→ **TEXTO PARA ANALIZAR**

====================

No es ficción, es espejo: qué tan lejos estamos de Gilead
El poder de una ficción que se siente demasiado real
Desde que The Handmaid’s Tale llegó a nuestras pantallas, dejó de ser solo una serie. Se volvió una estética, un mood, una conversación incómoda que nadie puede ignorar del todo.
Capas rojas. Silencio. Miradas que dicen más que mil diálogos.
Pero lo que realmente incomoda no es su narrativa distópica. Es lo fácil que es conectar emocionalmente con ella. No porque estemos viviendo algo igual… sino porque reconocemos dinámicas humanas que siempre han existido: control, poder, miedo, adaptación.
¿Y si el punto nunca fue que Gilead sea probable… sino posible en lo humano?

El momento pop que convirtió a Gilead en conversación global
Hay series que se quedan en el streaming… y otras que salen a la calle.

====================

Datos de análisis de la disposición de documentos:
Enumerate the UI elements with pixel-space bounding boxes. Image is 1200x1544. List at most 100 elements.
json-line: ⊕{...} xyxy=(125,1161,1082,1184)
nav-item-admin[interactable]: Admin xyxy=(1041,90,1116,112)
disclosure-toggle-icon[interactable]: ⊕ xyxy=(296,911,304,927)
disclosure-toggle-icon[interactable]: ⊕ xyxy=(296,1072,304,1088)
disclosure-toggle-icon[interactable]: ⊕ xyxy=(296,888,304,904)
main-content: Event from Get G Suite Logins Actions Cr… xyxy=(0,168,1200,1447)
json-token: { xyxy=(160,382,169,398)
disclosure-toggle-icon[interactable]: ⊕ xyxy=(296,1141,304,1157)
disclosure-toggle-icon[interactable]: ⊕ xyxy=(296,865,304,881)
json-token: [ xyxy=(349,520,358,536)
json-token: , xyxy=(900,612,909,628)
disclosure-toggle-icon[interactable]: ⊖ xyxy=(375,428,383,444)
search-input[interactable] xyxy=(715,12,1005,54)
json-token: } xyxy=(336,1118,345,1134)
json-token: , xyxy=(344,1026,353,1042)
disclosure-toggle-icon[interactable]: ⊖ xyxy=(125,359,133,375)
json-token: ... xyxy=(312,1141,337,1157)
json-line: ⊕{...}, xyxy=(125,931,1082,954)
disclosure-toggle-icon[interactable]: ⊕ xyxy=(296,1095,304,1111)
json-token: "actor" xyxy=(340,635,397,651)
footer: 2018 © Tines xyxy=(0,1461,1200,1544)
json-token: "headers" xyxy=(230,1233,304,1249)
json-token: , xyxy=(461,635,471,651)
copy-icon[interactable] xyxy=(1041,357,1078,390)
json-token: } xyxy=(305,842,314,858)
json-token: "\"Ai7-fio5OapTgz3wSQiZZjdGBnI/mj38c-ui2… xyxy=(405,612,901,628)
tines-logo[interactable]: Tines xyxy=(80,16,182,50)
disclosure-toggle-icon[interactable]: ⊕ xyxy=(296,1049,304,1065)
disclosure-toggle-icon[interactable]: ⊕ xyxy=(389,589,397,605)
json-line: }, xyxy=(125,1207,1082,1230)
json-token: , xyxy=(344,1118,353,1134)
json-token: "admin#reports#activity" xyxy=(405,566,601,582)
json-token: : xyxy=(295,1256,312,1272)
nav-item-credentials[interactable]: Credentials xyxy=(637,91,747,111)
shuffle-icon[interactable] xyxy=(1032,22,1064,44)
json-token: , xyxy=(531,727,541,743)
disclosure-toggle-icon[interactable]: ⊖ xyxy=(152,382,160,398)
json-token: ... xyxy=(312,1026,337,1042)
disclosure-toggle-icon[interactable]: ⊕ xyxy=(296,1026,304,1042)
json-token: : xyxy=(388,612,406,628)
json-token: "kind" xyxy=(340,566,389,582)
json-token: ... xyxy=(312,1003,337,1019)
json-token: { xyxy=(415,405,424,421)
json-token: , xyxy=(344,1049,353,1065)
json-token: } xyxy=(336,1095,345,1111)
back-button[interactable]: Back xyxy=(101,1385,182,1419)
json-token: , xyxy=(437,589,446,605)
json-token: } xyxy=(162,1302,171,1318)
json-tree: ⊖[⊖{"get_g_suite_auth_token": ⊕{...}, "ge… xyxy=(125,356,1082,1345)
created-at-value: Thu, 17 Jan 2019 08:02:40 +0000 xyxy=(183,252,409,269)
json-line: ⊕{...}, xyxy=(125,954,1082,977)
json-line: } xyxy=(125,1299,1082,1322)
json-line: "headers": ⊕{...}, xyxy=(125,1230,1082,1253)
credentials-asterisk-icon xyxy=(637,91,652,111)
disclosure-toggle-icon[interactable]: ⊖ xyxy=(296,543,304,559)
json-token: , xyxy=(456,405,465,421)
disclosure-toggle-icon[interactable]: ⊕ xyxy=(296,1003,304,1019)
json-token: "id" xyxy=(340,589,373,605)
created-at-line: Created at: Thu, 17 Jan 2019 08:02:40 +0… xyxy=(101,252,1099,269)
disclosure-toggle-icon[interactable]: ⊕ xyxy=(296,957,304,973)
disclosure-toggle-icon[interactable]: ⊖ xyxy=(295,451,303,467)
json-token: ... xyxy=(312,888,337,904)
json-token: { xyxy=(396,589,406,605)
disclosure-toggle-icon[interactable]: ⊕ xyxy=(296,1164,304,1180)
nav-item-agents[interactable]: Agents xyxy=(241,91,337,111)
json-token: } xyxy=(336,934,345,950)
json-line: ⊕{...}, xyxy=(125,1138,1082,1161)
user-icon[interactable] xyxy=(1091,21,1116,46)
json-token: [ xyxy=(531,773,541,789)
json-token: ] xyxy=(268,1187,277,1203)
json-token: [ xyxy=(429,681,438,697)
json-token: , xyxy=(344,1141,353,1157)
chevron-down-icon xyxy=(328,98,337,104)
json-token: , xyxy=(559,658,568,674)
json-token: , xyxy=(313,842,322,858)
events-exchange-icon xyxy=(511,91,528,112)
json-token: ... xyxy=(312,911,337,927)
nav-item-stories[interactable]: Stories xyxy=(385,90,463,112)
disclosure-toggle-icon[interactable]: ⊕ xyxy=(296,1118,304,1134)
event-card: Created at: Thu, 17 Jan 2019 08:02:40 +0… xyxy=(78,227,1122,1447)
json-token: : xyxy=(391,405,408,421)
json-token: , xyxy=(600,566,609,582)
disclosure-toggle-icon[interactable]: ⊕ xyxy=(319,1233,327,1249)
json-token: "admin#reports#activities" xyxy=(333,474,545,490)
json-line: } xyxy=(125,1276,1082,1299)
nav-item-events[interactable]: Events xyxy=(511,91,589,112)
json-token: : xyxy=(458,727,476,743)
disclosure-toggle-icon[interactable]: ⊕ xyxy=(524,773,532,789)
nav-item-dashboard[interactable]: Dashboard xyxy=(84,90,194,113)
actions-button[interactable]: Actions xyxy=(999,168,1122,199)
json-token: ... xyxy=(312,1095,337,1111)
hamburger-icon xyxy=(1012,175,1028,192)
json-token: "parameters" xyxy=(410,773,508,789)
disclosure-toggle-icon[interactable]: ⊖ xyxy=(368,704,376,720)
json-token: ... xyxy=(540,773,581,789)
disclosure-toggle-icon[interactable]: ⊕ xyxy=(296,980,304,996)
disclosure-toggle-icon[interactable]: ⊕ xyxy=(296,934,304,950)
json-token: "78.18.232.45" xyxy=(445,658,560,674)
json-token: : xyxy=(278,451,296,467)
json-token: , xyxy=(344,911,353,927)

====================

→ **QUÉ HARÁS**
• 1. Responde estas preguntas sobre el texto acerca de The Handmaid’s Tale:
(a) ¿Qué dinámicas humanas dice el texto que reconocemos?
(b) Según el texto, ¿en qué se volvió la serie además de ser una serie?
(c) ¿Qué dos clases de series se contraponen en la última oración?
• 2. Prosigue el texto sobre The Handmaid’s Tale a partir de su última oración.
Para resolver esto no hace falta el material.

→ **RESPUESTAS**
• 1.
(a) Control, poder, miedo y adaptación.
(b) En una estética, un mood y una conversación incómoda que nadie puede ignorar del todo.
(c) Las que se quedan en el streaming y las que salen a la calle.

• 2.
Las capas rojas cruzaron la pantalla. Se convirtieron en símbolo, en referencia visual inmediata, en lenguaje cultural. Sin necesidad de contexto, todos entendemos lo que representan.
Y ahí es donde cambia todo.
Cuando una historia se vuelve código visual global, deja de ser solo ficción. Se vuelve parte del imaginario colectivo.
Gilead ya no es solo un lugar ficticio. Es una idea que todos podemos reconocer… incluso sin querer hacerlo.

¿Qué hace que esta historia nos incomode tanto?
Porque no habla de un futuro lejano con tecnología imposible.
Habla de estructuras humanas básicas.
Jerarquías. Roles impuestos. Sistemas que parecen normales… hasta que alguien los cuestiona.
Lo inquietante de Gilead no es su exageración. Es su simplicidad.
No hay aliens. No hay mundos paralelos. Solo decisiones humanas llevadas al extremo.
Y eso abre una puerta incómoda:
si algo así puede imaginarse con tanta claridad… ¿qué dice eso de nosotros?

La cultura pop y nuestra obsesión con lo distópico
No es casualidad que amemos historias distópicas.
The Hunger Games. Euphoria en su versión más oscura. Black Mirror. Y sí, The Handmaid’s Tale.
Nos atraen porque nos permiten explorar el “qué pasaría si…” sin vivirlo realmente.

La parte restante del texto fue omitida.